Stated goal ▸
Copy all lines holding the word "name" from the entries.

Provided data ▸
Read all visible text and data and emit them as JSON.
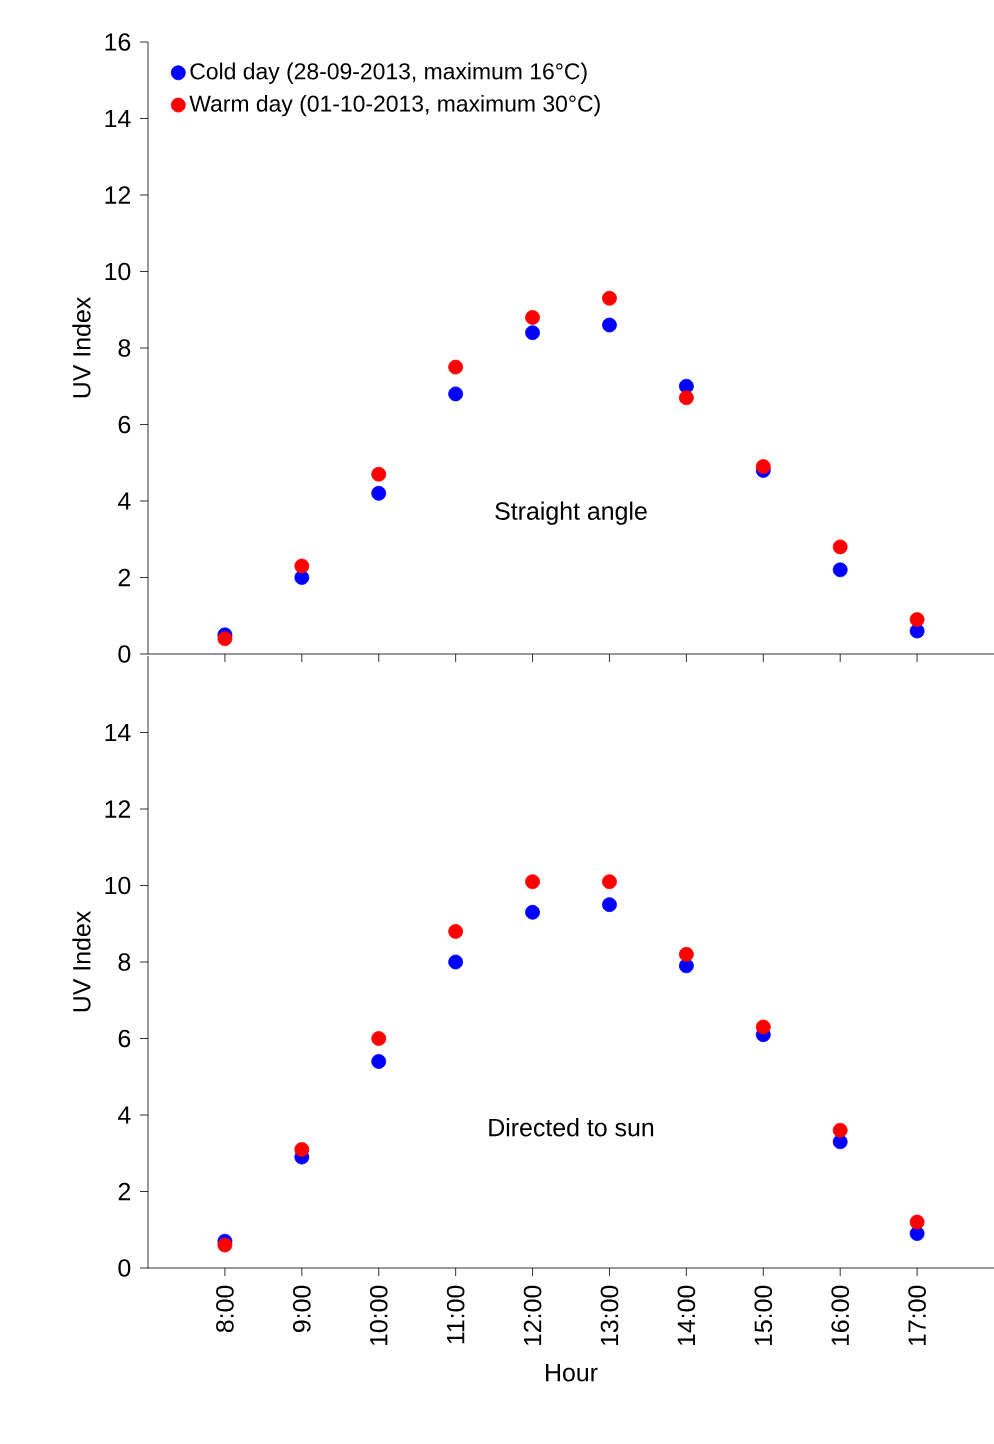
{
  "chart_data": [
    {
      "type": "scatter",
      "categories": [
        null,
        null,
        null,
        null,
        null,
        null,
        null,
        null,
        null,
        null
      ],
      "ylabel": "UV Index",
      "ylim": [
        0,
        16
      ],
      "yticks": [
        0,
        2,
        4,
        6,
        8,
        10,
        12,
        14,
        16
      ],
      "tick_labels": "y",
      "marker": "circle",
      "legend": "top left",
      "annotations": [
        "Straight angle"
      ],
      "series": [
        {
          "name": "Cold day (28-09-2013, maximum 16°C)",
          "color": "#0000ff",
          "values": [
            0.5,
            2.0,
            4.2,
            6.8,
            8.4,
            8.6,
            7.0,
            4.8,
            2.2,
            0.6
          ]
        },
        {
          "name": "Warm day (01-10-2013, maximum 30°C)",
          "color": "#ff0000",
          "values": [
            0.4,
            2.3,
            4.7,
            7.5,
            8.8,
            9.3,
            6.7,
            4.9,
            2.8,
            0.9
          ]
        }
      ]
    },
    {
      "type": "scatter",
      "categories": [
        "8:00",
        "9:00",
        "10:00",
        "11:00",
        "12:00",
        "13:00",
        "14:00",
        "15:00",
        "16:00",
        "17:00"
      ],
      "xlabel": "Hour",
      "ylabel": "UV Index",
      "ylim": [
        0,
        16
      ],
      "yticks": [
        0,
        2,
        4,
        6,
        8,
        10,
        12,
        14
      ],
      "marker": "circle",
      "annotations": [
        "Directed to sun"
      ],
      "series": [
        {
          "color": "#0000ff",
          "values": [
            0.7,
            2.9,
            5.4,
            8.0,
            9.3,
            9.5,
            7.9,
            6.1,
            3.3,
            0.9
          ]
        },
        {
          "color": "#ff0000",
          "values": [
            0.6,
            3.1,
            6.0,
            8.8,
            10.1,
            10.1,
            8.2,
            6.3,
            3.6,
            1.2
          ]
        }
      ]
    }
  ]
}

Task output ▸
          "name": "Cold day (28-09-2013, maximum 16°C)",
          "name": "Warm day (01-10-2013, maximum 30°C)",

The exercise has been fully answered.